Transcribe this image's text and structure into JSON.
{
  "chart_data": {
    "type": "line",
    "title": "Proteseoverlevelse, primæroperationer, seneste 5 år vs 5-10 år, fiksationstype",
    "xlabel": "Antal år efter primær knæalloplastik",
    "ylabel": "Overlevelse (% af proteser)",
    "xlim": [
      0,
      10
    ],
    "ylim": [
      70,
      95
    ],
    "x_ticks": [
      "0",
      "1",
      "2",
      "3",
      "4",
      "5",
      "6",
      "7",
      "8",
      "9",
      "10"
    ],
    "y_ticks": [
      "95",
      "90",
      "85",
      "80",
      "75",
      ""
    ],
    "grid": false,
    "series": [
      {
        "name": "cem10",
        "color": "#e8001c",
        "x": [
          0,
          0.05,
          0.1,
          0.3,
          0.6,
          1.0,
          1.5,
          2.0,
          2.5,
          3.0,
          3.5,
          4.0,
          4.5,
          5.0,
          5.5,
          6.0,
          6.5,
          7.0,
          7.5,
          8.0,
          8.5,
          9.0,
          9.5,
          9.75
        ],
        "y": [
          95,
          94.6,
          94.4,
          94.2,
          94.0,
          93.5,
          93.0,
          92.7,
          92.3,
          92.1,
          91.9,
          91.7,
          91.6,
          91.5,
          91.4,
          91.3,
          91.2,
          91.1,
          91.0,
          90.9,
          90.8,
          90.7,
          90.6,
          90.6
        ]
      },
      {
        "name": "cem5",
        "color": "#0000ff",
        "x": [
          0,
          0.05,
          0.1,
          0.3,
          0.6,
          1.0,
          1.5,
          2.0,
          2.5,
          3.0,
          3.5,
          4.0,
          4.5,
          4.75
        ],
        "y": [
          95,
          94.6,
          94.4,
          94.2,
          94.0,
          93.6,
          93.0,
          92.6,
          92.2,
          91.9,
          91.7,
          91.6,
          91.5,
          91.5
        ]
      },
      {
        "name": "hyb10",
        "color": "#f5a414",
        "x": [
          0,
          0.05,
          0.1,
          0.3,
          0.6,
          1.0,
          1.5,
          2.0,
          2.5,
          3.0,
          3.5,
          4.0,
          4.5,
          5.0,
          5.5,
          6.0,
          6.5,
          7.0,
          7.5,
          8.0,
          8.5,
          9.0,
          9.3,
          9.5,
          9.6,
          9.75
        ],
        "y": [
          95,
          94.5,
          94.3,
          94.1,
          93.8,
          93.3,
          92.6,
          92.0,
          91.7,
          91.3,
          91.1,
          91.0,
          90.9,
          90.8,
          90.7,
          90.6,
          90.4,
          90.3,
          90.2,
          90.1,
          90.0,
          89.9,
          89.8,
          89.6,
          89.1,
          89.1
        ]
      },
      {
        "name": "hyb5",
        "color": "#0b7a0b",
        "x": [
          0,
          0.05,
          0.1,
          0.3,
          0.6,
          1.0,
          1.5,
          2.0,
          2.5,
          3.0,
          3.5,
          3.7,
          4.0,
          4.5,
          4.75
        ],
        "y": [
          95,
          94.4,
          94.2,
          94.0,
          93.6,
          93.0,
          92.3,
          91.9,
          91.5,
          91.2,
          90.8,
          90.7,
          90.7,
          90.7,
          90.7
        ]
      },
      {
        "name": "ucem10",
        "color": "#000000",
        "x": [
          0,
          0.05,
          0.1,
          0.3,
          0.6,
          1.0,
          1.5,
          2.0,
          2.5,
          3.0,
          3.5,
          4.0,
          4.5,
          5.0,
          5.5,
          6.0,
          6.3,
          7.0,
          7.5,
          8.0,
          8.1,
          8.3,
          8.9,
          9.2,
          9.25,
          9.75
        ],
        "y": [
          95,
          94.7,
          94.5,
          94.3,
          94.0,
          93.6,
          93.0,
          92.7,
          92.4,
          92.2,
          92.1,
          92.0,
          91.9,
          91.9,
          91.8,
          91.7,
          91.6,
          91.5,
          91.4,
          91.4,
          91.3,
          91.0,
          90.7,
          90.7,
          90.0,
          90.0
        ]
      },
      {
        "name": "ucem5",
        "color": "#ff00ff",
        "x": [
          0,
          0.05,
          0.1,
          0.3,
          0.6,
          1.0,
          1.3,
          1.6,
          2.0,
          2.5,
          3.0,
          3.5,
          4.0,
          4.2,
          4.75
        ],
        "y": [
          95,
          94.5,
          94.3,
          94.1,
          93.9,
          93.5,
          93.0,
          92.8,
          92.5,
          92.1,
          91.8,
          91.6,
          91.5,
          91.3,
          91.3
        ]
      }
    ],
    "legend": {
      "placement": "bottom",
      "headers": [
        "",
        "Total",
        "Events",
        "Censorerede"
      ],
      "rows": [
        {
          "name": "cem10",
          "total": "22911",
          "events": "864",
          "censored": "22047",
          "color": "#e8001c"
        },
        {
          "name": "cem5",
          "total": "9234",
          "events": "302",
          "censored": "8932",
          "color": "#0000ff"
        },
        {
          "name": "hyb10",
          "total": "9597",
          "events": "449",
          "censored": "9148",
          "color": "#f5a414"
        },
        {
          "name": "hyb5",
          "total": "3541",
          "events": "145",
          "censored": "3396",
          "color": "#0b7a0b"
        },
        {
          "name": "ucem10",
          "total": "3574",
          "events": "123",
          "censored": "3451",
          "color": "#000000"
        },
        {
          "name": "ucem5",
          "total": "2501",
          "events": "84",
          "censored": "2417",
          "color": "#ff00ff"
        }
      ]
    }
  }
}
··········
Task statement: Every line in the data that holds "name" should be copied out.

Exercise response:
        "name": "cem10",
        "name": "cem5",
        "name": "hyb10",
        "name": "hyb5",
        "name": "ucem10",
        "name": "ucem5",
          "name": "cem10",
          "name": "cem5",
          "name": "hyb10",
          "name": "hyb5",
          "name": "ucem10",
          "name": "ucem5",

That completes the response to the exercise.